Provided records:
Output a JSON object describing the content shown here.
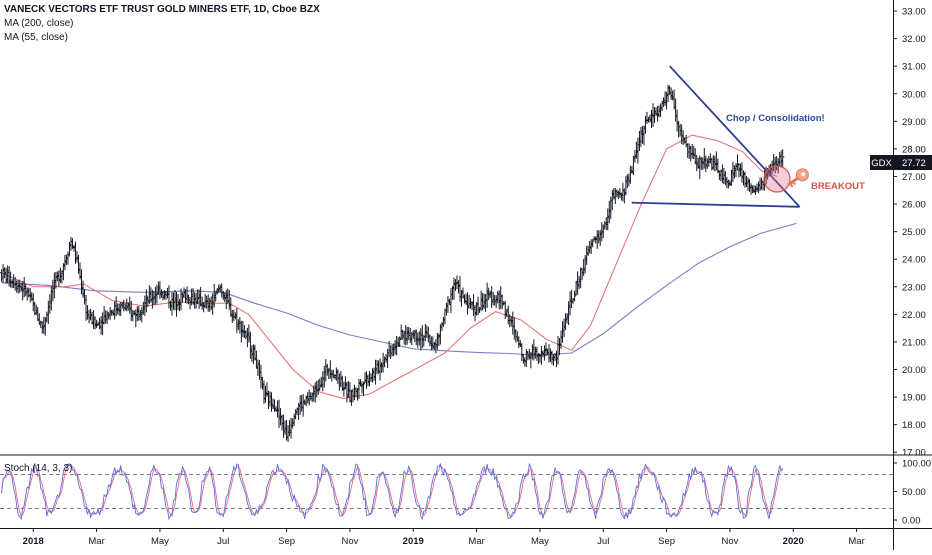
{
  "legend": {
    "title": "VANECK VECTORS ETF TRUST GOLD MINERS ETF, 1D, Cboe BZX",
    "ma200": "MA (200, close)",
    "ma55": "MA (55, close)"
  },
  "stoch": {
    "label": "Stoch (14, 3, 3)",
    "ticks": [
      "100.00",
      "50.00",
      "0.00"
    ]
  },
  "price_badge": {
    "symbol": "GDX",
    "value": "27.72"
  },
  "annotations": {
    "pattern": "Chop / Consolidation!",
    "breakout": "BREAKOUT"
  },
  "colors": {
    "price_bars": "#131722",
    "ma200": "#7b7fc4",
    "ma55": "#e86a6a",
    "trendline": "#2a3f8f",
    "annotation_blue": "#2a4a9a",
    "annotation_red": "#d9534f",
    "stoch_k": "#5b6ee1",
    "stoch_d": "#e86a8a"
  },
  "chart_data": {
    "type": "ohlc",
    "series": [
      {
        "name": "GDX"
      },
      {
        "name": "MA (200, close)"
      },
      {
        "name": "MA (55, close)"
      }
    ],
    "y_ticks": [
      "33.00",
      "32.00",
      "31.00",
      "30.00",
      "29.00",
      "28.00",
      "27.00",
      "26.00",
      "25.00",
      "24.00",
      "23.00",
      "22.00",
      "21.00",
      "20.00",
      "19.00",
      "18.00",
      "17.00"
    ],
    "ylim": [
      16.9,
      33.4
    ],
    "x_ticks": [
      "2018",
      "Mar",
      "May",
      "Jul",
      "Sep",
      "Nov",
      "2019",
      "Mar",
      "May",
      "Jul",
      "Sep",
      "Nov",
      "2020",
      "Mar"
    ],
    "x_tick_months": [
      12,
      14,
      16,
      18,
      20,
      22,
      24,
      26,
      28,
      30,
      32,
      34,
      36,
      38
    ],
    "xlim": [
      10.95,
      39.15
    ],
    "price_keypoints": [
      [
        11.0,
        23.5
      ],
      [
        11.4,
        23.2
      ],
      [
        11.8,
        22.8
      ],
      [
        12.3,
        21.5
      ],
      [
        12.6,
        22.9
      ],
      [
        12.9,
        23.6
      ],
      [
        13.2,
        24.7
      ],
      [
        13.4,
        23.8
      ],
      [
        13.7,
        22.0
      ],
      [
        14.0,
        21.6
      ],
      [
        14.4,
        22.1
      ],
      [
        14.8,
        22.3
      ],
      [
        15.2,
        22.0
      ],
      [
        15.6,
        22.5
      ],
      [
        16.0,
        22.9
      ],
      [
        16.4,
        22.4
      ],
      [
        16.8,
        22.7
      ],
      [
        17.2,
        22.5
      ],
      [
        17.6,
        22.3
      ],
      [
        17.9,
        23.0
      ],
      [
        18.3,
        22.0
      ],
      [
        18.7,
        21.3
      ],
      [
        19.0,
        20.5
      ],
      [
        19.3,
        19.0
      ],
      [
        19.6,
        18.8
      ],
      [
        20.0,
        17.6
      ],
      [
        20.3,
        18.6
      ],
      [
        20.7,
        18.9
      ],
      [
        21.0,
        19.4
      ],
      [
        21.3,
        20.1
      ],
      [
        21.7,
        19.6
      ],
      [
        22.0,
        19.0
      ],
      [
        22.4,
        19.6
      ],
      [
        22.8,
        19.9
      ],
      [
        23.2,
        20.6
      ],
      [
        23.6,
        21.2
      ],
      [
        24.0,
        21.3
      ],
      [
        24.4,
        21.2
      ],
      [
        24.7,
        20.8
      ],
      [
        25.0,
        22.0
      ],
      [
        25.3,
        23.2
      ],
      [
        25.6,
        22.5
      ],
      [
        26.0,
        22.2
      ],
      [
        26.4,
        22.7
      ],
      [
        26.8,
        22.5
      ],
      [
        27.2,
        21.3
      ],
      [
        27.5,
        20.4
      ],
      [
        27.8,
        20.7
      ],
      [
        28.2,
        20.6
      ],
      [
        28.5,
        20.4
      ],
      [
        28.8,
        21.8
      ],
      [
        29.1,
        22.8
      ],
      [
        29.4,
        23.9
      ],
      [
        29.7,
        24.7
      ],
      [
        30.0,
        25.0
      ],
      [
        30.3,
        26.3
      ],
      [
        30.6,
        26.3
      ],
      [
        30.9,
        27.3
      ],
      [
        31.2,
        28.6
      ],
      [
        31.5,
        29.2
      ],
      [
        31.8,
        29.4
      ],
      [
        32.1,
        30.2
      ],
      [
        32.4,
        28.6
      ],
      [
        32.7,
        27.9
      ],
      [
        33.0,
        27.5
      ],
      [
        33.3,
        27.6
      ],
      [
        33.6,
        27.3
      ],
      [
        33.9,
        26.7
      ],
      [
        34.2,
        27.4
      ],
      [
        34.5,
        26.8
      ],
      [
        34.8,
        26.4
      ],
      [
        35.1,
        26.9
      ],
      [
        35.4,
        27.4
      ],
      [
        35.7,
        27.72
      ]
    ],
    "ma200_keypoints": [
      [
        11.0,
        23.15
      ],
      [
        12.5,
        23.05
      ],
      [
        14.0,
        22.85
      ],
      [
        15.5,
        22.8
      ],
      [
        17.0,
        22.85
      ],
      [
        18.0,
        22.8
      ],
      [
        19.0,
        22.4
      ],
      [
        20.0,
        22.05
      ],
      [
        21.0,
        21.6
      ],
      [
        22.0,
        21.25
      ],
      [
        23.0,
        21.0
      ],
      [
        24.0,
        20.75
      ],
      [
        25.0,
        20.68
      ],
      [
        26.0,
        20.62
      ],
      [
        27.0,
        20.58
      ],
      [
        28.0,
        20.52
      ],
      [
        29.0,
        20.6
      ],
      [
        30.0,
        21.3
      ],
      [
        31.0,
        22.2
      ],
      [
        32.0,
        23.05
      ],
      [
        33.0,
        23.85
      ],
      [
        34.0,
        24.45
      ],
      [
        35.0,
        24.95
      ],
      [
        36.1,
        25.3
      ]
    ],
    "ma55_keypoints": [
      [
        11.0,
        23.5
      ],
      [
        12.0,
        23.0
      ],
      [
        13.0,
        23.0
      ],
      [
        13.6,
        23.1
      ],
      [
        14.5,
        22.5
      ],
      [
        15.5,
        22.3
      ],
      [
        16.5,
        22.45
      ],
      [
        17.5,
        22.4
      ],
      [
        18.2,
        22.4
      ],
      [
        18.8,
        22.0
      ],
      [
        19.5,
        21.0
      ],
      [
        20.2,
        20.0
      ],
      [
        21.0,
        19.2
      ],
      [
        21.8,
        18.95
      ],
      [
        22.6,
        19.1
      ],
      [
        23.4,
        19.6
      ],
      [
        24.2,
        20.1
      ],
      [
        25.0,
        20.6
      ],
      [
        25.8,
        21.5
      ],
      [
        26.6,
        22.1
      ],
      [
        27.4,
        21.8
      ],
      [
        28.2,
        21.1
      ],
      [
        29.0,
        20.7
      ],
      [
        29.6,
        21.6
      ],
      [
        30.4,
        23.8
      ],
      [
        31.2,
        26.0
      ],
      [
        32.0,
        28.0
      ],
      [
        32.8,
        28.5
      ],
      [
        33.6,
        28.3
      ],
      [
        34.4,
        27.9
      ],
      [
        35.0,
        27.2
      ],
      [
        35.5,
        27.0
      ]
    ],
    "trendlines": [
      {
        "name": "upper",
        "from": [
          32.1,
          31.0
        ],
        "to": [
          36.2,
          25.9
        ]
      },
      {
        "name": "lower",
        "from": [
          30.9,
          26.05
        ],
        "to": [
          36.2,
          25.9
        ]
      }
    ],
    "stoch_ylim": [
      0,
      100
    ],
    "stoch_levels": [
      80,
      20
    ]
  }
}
==
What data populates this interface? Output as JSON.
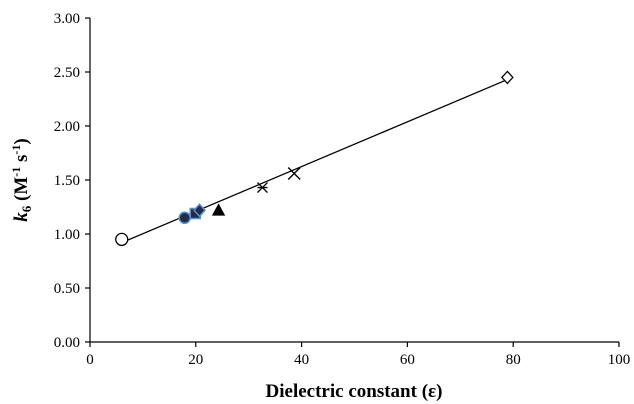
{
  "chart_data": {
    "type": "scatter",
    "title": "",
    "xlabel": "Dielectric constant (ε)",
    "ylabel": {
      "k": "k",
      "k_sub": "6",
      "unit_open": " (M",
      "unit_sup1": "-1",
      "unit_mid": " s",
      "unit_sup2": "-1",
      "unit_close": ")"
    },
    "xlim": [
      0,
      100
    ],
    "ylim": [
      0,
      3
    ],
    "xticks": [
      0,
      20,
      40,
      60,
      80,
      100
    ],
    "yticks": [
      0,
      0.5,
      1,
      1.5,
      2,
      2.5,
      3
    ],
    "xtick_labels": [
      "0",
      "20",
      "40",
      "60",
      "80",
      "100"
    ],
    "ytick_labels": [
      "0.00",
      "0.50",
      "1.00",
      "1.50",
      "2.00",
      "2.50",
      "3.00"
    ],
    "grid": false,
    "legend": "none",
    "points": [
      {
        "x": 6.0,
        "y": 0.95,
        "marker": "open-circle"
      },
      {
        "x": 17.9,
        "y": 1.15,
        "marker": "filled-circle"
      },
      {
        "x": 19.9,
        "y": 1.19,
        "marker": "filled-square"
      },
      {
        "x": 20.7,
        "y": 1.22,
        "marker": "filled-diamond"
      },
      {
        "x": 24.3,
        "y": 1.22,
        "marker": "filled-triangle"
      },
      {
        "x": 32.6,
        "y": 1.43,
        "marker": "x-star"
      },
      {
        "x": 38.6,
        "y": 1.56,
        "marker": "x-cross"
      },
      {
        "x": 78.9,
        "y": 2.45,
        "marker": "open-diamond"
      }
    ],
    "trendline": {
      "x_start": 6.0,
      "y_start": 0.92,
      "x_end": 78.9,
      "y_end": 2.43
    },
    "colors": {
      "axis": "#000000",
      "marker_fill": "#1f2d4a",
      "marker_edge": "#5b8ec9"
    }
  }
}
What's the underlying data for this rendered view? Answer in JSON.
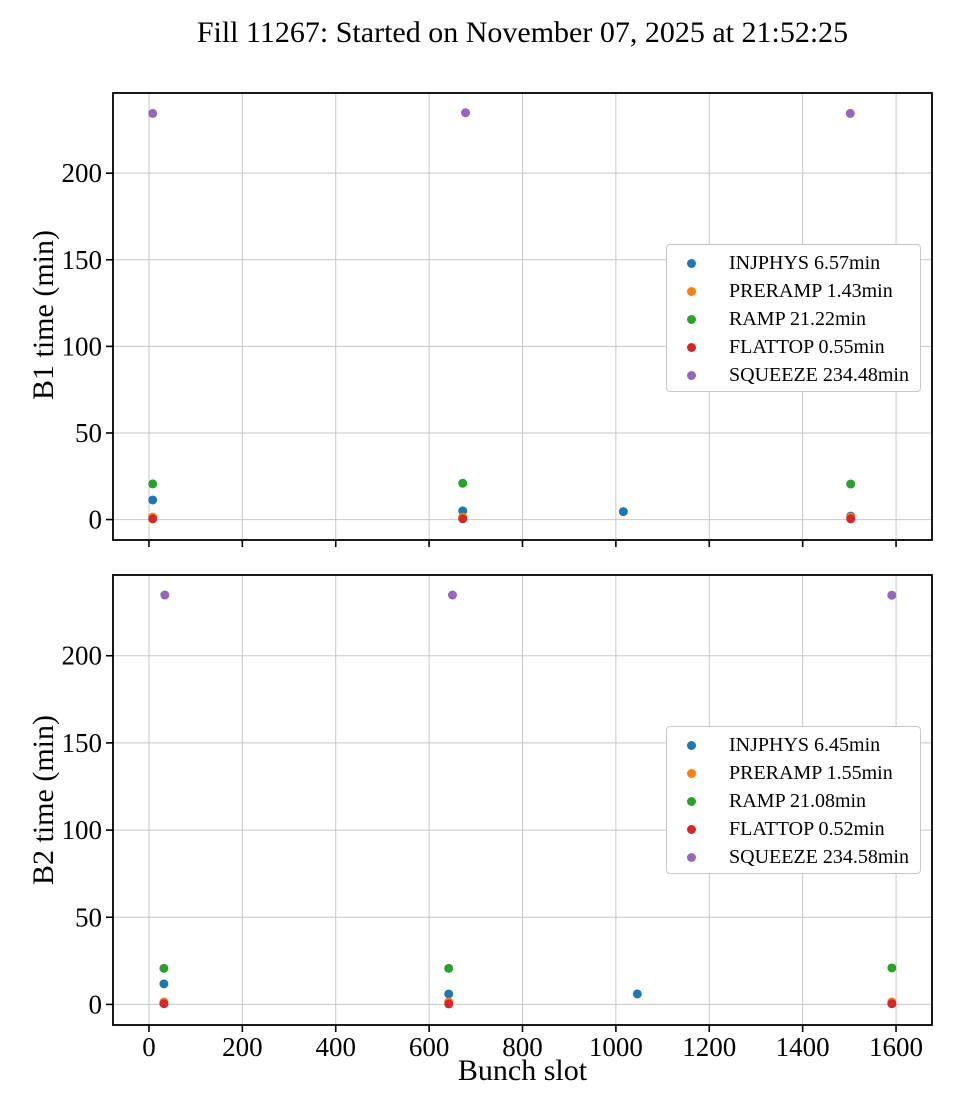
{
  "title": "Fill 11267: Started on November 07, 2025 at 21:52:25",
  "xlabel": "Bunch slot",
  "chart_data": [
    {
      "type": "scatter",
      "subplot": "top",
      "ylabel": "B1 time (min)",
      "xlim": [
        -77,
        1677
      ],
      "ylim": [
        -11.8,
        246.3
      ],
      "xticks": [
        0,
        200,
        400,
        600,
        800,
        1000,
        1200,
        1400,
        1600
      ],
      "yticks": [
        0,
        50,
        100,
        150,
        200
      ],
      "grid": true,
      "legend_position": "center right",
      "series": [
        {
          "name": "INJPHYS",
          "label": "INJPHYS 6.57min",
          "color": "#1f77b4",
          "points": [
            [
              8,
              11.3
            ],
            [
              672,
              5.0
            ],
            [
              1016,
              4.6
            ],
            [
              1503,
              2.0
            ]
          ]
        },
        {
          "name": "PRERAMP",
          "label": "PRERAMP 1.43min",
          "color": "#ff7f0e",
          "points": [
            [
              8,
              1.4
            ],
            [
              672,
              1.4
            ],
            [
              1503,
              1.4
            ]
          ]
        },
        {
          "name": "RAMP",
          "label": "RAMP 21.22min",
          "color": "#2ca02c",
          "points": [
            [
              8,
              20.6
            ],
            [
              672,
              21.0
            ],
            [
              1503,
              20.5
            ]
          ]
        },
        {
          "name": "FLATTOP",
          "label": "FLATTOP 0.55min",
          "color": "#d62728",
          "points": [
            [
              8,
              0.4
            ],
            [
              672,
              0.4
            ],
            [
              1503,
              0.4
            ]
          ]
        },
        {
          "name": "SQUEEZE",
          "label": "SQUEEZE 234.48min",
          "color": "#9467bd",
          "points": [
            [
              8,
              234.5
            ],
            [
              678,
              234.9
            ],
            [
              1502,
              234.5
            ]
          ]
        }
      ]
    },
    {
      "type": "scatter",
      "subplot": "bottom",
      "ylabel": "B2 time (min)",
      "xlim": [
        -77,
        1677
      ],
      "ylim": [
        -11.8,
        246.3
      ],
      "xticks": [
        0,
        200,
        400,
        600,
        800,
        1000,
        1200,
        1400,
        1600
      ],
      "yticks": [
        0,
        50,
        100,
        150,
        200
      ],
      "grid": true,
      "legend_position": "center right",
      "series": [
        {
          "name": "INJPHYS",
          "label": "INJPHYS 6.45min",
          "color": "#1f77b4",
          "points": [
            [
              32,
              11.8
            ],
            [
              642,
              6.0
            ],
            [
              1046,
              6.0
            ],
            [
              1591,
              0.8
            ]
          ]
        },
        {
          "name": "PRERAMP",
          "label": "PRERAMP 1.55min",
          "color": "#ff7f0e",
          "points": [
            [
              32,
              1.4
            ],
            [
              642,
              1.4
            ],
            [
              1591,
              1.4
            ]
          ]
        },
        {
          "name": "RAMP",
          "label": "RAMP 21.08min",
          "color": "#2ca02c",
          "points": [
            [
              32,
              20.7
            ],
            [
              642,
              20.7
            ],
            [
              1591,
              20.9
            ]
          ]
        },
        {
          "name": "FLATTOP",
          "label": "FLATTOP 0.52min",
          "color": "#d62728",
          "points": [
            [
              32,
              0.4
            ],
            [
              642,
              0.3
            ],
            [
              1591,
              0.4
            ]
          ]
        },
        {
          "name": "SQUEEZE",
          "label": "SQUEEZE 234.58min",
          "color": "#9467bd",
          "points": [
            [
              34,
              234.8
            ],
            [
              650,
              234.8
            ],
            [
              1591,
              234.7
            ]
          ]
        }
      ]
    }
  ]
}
==
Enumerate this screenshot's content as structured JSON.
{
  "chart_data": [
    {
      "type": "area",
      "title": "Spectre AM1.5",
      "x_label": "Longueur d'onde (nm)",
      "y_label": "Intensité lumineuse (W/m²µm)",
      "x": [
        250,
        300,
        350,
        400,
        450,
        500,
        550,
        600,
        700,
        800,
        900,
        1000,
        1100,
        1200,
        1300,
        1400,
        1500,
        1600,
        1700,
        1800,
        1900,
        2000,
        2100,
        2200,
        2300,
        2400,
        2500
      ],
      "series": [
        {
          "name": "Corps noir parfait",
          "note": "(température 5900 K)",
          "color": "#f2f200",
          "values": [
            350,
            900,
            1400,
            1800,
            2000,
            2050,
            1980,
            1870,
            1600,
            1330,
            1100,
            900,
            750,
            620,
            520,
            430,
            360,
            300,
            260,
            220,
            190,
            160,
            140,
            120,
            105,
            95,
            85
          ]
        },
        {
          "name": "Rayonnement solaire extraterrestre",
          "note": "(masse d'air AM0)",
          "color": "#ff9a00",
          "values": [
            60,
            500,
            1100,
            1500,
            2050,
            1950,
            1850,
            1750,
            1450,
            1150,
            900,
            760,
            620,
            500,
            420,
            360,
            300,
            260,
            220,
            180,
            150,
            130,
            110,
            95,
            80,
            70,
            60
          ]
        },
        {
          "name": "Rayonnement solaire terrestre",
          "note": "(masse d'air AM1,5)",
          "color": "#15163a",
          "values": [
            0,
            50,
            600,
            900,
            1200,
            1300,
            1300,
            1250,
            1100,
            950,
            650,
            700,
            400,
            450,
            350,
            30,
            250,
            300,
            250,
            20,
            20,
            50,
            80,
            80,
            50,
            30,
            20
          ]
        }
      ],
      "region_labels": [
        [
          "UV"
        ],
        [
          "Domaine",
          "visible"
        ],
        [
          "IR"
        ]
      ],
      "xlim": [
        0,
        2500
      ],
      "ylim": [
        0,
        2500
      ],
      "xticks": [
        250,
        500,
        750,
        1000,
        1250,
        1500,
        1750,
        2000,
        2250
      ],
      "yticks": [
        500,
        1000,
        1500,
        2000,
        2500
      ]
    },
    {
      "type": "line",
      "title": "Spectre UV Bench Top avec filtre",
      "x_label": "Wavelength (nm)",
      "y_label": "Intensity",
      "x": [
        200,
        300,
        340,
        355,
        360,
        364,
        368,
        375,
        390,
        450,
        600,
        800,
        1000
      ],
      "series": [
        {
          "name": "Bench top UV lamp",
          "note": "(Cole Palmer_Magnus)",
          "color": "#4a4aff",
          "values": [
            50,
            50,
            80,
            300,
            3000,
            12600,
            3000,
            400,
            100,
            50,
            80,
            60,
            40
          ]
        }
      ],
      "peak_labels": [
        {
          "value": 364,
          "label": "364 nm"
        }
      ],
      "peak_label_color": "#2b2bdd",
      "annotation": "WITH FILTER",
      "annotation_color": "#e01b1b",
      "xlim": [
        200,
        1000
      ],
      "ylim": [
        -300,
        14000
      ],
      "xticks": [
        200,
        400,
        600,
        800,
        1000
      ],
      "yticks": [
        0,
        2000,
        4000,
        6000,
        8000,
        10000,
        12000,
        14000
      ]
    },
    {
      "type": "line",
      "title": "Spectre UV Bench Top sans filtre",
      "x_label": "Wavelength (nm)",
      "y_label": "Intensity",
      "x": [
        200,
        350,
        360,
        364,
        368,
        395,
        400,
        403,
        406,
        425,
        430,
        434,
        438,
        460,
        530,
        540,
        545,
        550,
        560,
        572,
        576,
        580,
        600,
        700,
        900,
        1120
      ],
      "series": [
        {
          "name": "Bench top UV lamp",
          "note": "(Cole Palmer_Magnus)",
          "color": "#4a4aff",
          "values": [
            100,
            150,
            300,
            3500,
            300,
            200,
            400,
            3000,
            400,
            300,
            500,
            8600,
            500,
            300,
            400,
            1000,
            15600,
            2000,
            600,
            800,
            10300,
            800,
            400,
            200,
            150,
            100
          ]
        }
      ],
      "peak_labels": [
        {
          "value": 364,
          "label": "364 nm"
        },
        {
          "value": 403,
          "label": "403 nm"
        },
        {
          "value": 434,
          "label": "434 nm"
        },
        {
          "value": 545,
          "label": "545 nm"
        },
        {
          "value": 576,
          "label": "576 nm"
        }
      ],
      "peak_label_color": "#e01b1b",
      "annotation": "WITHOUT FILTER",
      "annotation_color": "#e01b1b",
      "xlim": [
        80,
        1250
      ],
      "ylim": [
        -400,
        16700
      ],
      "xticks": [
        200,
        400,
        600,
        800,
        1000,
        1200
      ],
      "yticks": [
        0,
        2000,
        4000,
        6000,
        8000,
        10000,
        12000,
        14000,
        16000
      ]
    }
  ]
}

What the task asks:
Report how many lines in the entries hold the string "FLATTOP". Nothing but the number is wanted.

Correct output:
4